What is required: Check each line of the entries below for the string "this"; copy every line where it appears.

Records for the exercise:
════

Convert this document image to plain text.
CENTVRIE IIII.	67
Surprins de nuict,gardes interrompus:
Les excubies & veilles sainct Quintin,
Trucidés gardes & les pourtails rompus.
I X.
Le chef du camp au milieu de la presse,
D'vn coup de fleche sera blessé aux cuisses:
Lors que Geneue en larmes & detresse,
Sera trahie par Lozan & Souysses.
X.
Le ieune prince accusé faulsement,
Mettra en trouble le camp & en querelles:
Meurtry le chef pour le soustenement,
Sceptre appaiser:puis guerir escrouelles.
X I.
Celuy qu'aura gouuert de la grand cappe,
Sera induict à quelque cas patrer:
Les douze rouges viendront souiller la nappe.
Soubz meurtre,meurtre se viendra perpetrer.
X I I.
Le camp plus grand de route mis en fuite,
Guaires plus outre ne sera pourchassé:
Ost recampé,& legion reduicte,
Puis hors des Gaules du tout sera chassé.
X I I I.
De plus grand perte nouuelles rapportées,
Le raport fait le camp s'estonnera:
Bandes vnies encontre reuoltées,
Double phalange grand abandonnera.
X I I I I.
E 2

════

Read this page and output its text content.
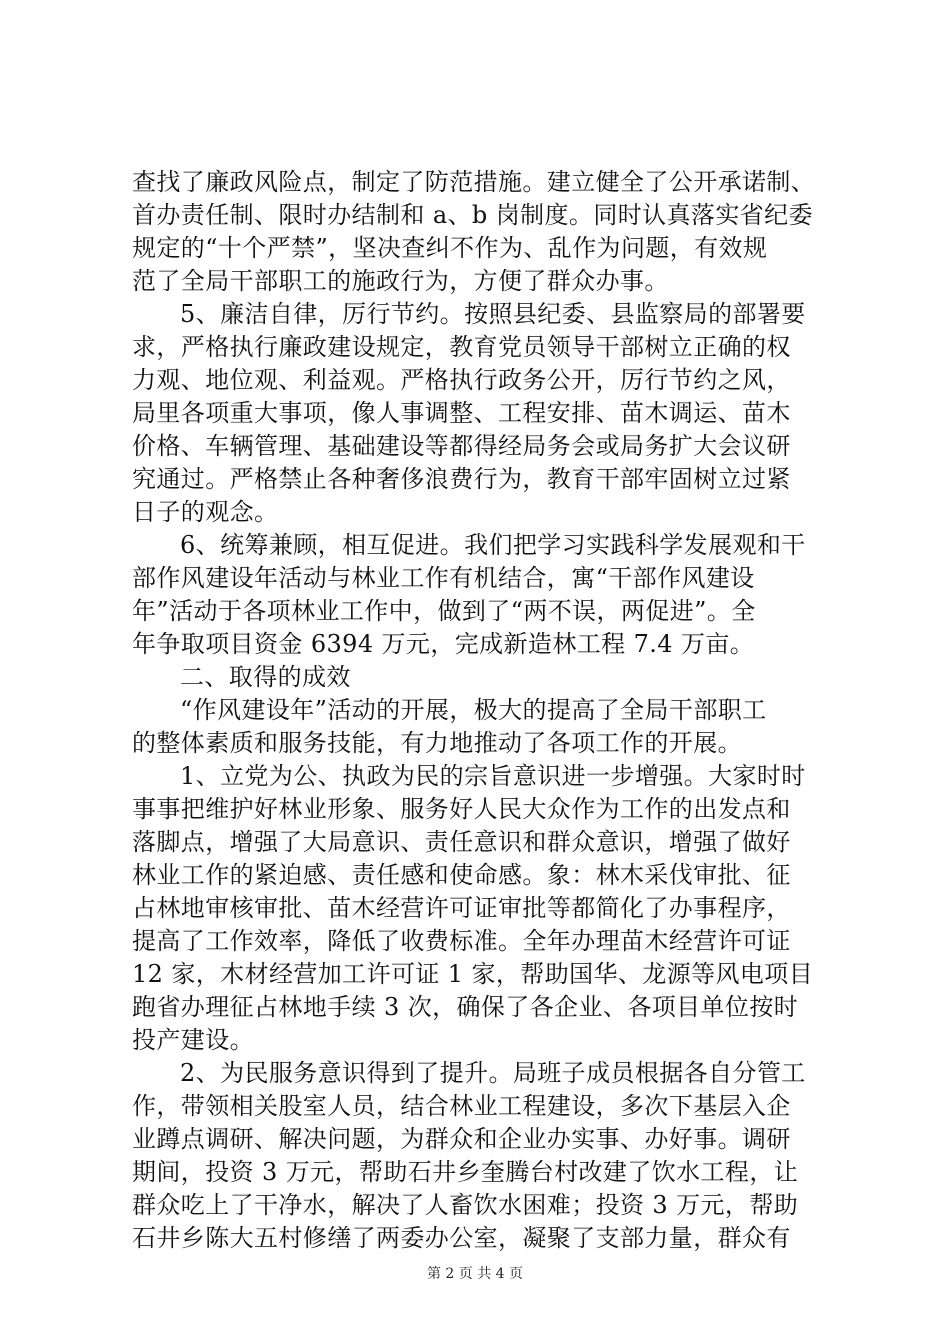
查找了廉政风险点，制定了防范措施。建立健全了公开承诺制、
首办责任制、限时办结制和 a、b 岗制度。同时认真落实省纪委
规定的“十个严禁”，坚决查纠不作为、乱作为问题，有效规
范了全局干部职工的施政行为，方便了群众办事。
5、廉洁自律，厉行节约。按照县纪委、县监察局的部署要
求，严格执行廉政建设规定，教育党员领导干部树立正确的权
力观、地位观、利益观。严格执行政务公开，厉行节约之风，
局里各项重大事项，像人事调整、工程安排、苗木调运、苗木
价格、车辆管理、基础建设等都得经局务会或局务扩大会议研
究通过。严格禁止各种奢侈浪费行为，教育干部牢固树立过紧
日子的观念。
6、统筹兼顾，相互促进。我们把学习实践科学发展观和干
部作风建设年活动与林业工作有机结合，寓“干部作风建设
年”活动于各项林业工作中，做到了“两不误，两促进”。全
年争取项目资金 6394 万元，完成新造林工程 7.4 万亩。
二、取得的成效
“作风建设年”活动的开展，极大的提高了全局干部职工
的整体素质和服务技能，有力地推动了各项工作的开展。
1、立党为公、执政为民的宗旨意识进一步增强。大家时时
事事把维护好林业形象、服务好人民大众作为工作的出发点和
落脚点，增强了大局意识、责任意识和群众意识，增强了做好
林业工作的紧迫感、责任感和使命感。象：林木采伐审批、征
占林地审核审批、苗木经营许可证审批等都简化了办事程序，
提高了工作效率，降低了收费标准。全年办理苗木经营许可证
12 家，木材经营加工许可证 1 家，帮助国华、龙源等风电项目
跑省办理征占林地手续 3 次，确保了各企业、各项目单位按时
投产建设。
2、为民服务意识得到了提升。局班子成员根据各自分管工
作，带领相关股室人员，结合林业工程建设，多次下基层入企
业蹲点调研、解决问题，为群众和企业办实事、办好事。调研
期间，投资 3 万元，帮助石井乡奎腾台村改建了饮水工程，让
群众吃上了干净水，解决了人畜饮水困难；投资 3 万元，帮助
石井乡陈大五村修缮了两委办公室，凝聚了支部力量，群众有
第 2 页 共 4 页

════

Task output:
Convert this document image to plain text.
Read this page and output its text content.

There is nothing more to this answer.